> _Problem_: Search the data for the word "that". Reproduce every line where it is found.
** BEGIN **
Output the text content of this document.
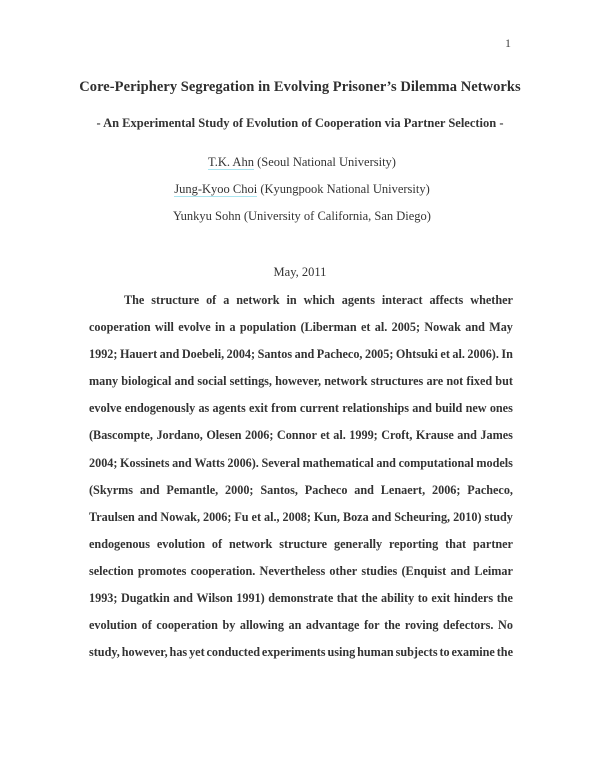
1
Core-Periphery Segregation in Evolving Prisoner’s Dilemma Networks
- An Experimental Study of Evolution of Cooperation via Partner Selection -
T.K. Ahn (Seoul National University)
Jung-Kyoo Choi (Kyungpook National University)
Yunkyu Sohn (University of California, San Diego)
May, 2011
The structure of a network in which agents interact affects whether
cooperation will evolve in a population (Liberman et al. 2005; Nowak and May
1992; Hauert and Doebeli, 2004; Santos and Pacheco, 2005; Ohtsuki et al. 2006). In
many biological and social settings, however, network structures are not fixed but
evolve endogenously as agents exit from current relationships and build new ones
(Bascompte, Jordano, Olesen 2006; Connor et al. 1999; Croft, Krause and James
2004; Kossinets and Watts 2006). Several mathematical and computational models
(Skyrms and Pemantle, 2000; Santos, Pacheco and Lenaert, 2006; Pacheco,
Traulsen and Nowak, 2006; Fu et al., 2008; Kun, Boza and Scheuring, 2010) study
endogenous evolution of network structure generally reporting that partner
selection promotes cooperation. Nevertheless other studies (Enquist and Leimar
1993; Dugatkin and Wilson 1991) demonstrate that the ability to exit hinders the
evolution of cooperation by allowing an advantage for the roving defectors. No
study, however, has yet conducted experiments using human subjects to examine the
** END **
> _Task solution_:
endogenous evolution of network structure generally reporting that partner
1993; Dugatkin and Wilson 1991) demonstrate that the ability to exit hinders the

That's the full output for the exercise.